◆ Aim of the exercise
Write out all of the entries that follow, word for word, but skip the pictures.

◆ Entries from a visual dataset
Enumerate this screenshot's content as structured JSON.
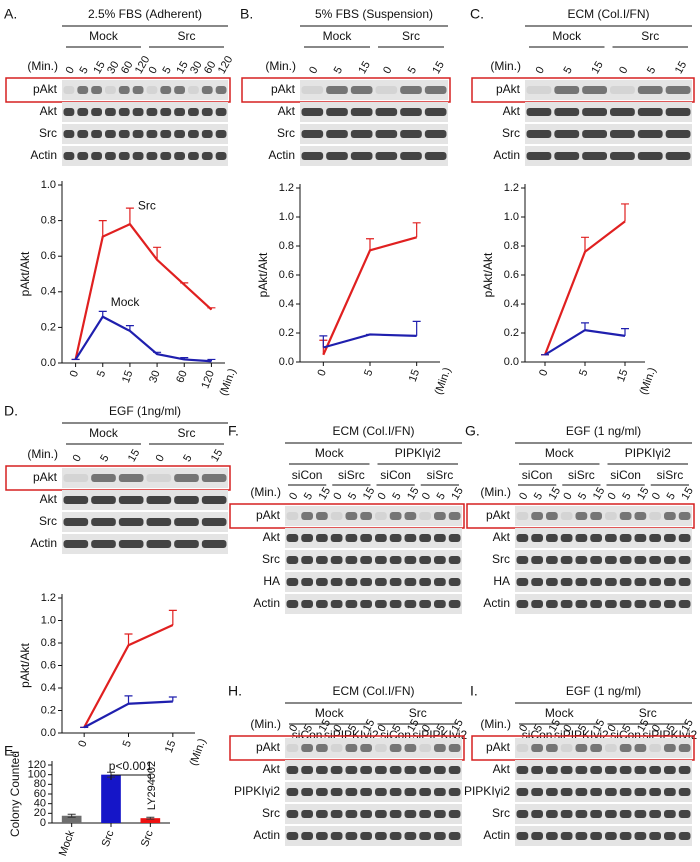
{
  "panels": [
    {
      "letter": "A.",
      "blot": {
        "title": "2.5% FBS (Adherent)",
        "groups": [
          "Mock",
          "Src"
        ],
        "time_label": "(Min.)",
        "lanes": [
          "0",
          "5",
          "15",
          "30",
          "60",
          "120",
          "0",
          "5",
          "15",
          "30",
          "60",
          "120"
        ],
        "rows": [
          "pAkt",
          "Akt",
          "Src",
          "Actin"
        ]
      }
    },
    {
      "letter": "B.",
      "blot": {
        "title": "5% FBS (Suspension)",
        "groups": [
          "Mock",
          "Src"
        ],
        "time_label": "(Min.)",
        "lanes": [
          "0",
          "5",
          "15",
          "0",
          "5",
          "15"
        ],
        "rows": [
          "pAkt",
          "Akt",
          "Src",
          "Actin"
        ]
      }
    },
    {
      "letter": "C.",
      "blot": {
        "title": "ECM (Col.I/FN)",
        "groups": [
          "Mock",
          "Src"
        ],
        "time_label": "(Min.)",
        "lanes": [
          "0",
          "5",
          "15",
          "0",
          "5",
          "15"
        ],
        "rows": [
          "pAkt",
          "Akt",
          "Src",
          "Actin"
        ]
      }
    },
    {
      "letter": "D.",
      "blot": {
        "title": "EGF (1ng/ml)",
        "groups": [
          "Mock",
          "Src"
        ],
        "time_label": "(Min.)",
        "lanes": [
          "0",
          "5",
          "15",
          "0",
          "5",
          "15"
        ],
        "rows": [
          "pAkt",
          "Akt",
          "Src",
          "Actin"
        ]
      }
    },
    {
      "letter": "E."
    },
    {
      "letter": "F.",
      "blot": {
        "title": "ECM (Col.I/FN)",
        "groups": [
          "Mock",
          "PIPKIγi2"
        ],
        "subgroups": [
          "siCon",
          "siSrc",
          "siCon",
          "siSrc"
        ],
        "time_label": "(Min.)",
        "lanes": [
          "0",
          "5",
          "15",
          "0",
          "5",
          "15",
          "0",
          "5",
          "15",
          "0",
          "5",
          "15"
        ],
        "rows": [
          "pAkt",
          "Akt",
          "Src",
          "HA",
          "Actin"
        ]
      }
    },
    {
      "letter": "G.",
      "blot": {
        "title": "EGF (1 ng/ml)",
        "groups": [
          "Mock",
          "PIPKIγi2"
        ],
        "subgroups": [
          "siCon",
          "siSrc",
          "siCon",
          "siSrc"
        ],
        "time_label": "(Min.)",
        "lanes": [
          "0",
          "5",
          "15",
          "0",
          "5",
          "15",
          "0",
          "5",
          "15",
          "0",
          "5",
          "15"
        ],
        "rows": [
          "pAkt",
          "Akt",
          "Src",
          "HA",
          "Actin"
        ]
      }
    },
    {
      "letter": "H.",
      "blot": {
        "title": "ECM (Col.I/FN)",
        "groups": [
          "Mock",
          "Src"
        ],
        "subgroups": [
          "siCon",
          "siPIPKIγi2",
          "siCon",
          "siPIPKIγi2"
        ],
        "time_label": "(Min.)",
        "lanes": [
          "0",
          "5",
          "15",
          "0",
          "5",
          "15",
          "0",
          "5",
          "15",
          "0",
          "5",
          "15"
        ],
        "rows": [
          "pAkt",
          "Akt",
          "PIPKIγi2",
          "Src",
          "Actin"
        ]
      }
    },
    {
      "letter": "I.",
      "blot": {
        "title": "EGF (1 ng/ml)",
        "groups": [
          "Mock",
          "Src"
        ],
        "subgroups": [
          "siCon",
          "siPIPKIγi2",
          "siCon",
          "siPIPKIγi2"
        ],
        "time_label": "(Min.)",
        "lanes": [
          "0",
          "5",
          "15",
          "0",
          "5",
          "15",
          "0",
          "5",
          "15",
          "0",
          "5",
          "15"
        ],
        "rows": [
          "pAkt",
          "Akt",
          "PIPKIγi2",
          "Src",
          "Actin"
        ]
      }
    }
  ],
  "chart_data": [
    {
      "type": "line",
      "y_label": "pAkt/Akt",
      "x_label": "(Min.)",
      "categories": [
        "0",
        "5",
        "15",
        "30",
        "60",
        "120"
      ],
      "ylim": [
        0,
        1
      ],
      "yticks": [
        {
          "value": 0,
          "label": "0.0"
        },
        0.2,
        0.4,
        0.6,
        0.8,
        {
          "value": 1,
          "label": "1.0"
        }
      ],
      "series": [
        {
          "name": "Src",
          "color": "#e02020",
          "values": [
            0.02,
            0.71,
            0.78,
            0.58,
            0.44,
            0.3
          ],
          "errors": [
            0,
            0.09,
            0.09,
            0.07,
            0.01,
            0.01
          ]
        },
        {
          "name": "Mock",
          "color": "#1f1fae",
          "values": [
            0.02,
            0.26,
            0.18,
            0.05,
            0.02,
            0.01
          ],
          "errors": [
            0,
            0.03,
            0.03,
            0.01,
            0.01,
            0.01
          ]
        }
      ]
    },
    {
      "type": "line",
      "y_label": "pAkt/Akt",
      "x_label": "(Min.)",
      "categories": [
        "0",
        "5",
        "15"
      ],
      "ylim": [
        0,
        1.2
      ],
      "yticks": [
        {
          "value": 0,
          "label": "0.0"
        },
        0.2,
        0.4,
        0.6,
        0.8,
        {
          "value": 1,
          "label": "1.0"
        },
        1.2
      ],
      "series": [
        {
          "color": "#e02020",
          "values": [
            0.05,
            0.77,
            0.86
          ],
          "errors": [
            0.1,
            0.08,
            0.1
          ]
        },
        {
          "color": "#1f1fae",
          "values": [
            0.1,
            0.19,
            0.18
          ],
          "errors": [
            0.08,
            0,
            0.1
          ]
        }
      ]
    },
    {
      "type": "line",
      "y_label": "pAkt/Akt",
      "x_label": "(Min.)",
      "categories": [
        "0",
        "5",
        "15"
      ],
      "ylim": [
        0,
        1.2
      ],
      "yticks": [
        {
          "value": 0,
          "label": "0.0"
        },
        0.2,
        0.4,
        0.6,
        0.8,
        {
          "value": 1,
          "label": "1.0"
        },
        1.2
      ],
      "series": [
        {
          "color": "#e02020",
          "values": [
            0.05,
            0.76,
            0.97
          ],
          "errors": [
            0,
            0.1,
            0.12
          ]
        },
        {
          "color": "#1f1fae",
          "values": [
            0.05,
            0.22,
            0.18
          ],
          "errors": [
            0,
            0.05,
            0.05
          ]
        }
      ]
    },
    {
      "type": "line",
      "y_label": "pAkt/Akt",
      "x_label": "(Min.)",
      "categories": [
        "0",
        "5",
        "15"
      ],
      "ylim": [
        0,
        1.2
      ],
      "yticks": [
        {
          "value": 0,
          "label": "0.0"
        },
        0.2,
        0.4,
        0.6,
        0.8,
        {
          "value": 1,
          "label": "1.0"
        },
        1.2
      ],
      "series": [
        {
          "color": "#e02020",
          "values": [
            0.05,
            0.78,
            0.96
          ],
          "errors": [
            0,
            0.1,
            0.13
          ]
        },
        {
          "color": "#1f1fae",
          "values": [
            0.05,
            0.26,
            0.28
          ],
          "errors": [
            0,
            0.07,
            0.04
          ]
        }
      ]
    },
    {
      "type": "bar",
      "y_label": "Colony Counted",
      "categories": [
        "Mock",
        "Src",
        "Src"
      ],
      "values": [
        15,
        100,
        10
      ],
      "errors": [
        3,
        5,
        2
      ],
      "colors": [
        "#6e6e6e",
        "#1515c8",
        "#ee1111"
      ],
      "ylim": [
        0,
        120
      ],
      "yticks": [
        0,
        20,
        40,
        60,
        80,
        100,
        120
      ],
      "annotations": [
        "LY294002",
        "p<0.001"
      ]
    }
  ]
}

◆ Solution to this task
Enumerate this screenshot's content as structured JSON.
{
  "panels": [
    {
      "letter": "A.",
      "blot": {
        "title": "2.5% FBS (Adherent)",
        "groups": [
          "Mock",
          "Src"
        ],
        "time_label": "(Min.)",
        "lanes": [
          "0",
          "5",
          "15",
          "30",
          "60",
          "120",
          "0",
          "5",
          "15",
          "30",
          "60",
          "120"
        ],
        "rows": [
          "pAkt",
          "Akt",
          "Src",
          "Actin"
        ]
      }
    },
    {
      "letter": "B.",
      "blot": {
        "title": "5% FBS (Suspension)",
        "groups": [
          "Mock",
          "Src"
        ],
        "time_label": "(Min.)",
        "lanes": [
          "0",
          "5",
          "15",
          "0",
          "5",
          "15"
        ],
        "rows": [
          "pAkt",
          "Akt",
          "Src",
          "Actin"
        ]
      }
    },
    {
      "letter": "C.",
      "blot": {
        "title": "ECM (Col.I/FN)",
        "groups": [
          "Mock",
          "Src"
        ],
        "time_label": "(Min.)",
        "lanes": [
          "0",
          "5",
          "15",
          "0",
          "5",
          "15"
        ],
        "rows": [
          "pAkt",
          "Akt",
          "Src",
          "Actin"
        ]
      }
    },
    {
      "letter": "D.",
      "blot": {
        "title": "EGF (1ng/ml)",
        "groups": [
          "Mock",
          "Src"
        ],
        "time_label": "(Min.)",
        "lanes": [
          "0",
          "5",
          "15",
          "0",
          "5",
          "15"
        ],
        "rows": [
          "pAkt",
          "Akt",
          "Src",
          "Actin"
        ]
      }
    },
    {
      "letter": "E."
    },
    {
      "letter": "F.",
      "blot": {
        "title": "ECM (Col.I/FN)",
        "groups": [
          "Mock",
          "PIPKIγi2"
        ],
        "subgroups": [
          "siCon",
          "siSrc",
          "siCon",
          "siSrc"
        ],
        "time_label": "(Min.)",
        "lanes": [
          "0",
          "5",
          "15",
          "0",
          "5",
          "15",
          "0",
          "5",
          "15",
          "0",
          "5",
          "15"
        ],
        "rows": [
          "pAkt",
          "Akt",
          "Src",
          "HA",
          "Actin"
        ]
      }
    },
    {
      "letter": "G.",
      "blot": {
        "title": "EGF (1 ng/ml)",
        "groups": [
          "Mock",
          "PIPKIγi2"
        ],
        "subgroups": [
          "siCon",
          "siSrc",
          "siCon",
          "siSrc"
        ],
        "time_label": "(Min.)",
        "lanes": [
          "0",
          "5",
          "15",
          "0",
          "5",
          "15",
          "0",
          "5",
          "15",
          "0",
          "5",
          "15"
        ],
        "rows": [
          "pAkt",
          "Akt",
          "Src",
          "HA",
          "Actin"
        ]
      }
    },
    {
      "letter": "H.",
      "blot": {
        "title": "ECM (Col.I/FN)",
        "groups": [
          "Mock",
          "Src"
        ],
        "subgroups": [
          "siCon",
          "siPIPKIγi2",
          "siCon",
          "siPIPKIγi2"
        ],
        "time_label": "(Min.)",
        "lanes": [
          "0",
          "5",
          "15",
          "0",
          "5",
          "15",
          "0",
          "5",
          "15",
          "0",
          "5",
          "15"
        ],
        "rows": [
          "pAkt",
          "Akt",
          "PIPKIγi2",
          "Src",
          "Actin"
        ]
      }
    },
    {
      "letter": "I.",
      "blot": {
        "title": "EGF (1 ng/ml)",
        "groups": [
          "Mock",
          "Src"
        ],
        "subgroups": [
          "siCon",
          "siPIPKIγi2",
          "siCon",
          "siPIPKIγi2"
        ],
        "time_label": "(Min.)",
        "lanes": [
          "0",
          "5",
          "15",
          "0",
          "5",
          "15",
          "0",
          "5",
          "15",
          "0",
          "5",
          "15"
        ],
        "rows": [
          "pAkt",
          "Akt",
          "PIPKIγi2",
          "Src",
          "Actin"
        ]
      }
    }
  ],
  "chart_data": [
    {
      "type": "line",
      "y_label": "pAkt/Akt",
      "x_label": "(Min.)",
      "categories": [
        "0",
        "5",
        "15",
        "30",
        "60",
        "120"
      ],
      "ylim": [
        0,
        1
      ],
      "yticks": [
        {
          "value": 0,
          "label": "0.0"
        },
        0.2,
        0.4,
        0.6,
        0.8,
        {
          "value": 1,
          "label": "1.0"
        }
      ],
      "series": [
        {
          "name": "Src",
          "color": "#e02020",
          "values": [
            0.02,
            0.71,
            0.78,
            0.58,
            0.44,
            0.3
          ],
          "errors": [
            0,
            0.09,
            0.09,
            0.07,
            0.01,
            0.01
          ]
        },
        {
          "name": "Mock",
          "color": "#1f1fae",
          "values": [
            0.02,
            0.26,
            0.18,
            0.05,
            0.02,
            0.01
          ],
          "errors": [
            0,
            0.03,
            0.03,
            0.01,
            0.01,
            0.01
          ]
        }
      ]
    },
    {
      "type": "line",
      "y_label": "pAkt/Akt",
      "x_label": "(Min.)",
      "categories": [
        "0",
        "5",
        "15"
      ],
      "ylim": [
        0,
        1.2
      ],
      "yticks": [
        {
          "value": 0,
          "label": "0.0"
        },
        0.2,
        0.4,
        0.6,
        0.8,
        {
          "value": 1,
          "label": "1.0"
        },
        1.2
      ],
      "series": [
        {
          "color": "#e02020",
          "values": [
            0.05,
            0.77,
            0.86
          ],
          "errors": [
            0.1,
            0.08,
            0.1
          ]
        },
        {
          "color": "#1f1fae",
          "values": [
            0.1,
            0.19,
            0.18
          ],
          "errors": [
            0.08,
            0,
            0.1
          ]
        }
      ]
    },
    {
      "type": "line",
      "y_label": "pAkt/Akt",
      "x_label": "(Min.)",
      "categories": [
        "0",
        "5",
        "15"
      ],
      "ylim": [
        0,
        1.2
      ],
      "yticks": [
        {
          "value": 0,
          "label": "0.0"
        },
        0.2,
        0.4,
        0.6,
        0.8,
        {
          "value": 1,
          "label": "1.0"
        },
        1.2
      ],
      "series": [
        {
          "color": "#e02020",
          "values": [
            0.05,
            0.76,
            0.97
          ],
          "errors": [
            0,
            0.1,
            0.12
          ]
        },
        {
          "color": "#1f1fae",
          "values": [
            0.05,
            0.22,
            0.18
          ],
          "errors": [
            0,
            0.05,
            0.05
          ]
        }
      ]
    },
    {
      "type": "line",
      "y_label": "pAkt/Akt",
      "x_label": "(Min.)",
      "categories": [
        "0",
        "5",
        "15"
      ],
      "ylim": [
        0,
        1.2
      ],
      "yticks": [
        {
          "value": 0,
          "label": "0.0"
        },
        0.2,
        0.4,
        0.6,
        0.8,
        {
          "value": 1,
          "label": "1.0"
        },
        1.2
      ],
      "series": [
        {
          "color": "#e02020",
          "values": [
            0.05,
            0.78,
            0.96
          ],
          "errors": [
            0,
            0.1,
            0.13
          ]
        },
        {
          "color": "#1f1fae",
          "values": [
            0.05,
            0.26,
            0.28
          ],
          "errors": [
            0,
            0.07,
            0.04
          ]
        }
      ]
    },
    {
      "type": "bar",
      "y_label": "Colony Counted",
      "categories": [
        "Mock",
        "Src",
        "Src"
      ],
      "values": [
        15,
        100,
        10
      ],
      "errors": [
        3,
        5,
        2
      ],
      "colors": [
        "#6e6e6e",
        "#1515c8",
        "#ee1111"
      ],
      "ylim": [
        0,
        120
      ],
      "yticks": [
        0,
        20,
        40,
        60,
        80,
        100,
        120
      ],
      "annotations": [
        "LY294002",
        "p<0.001"
      ]
    }
  ]
}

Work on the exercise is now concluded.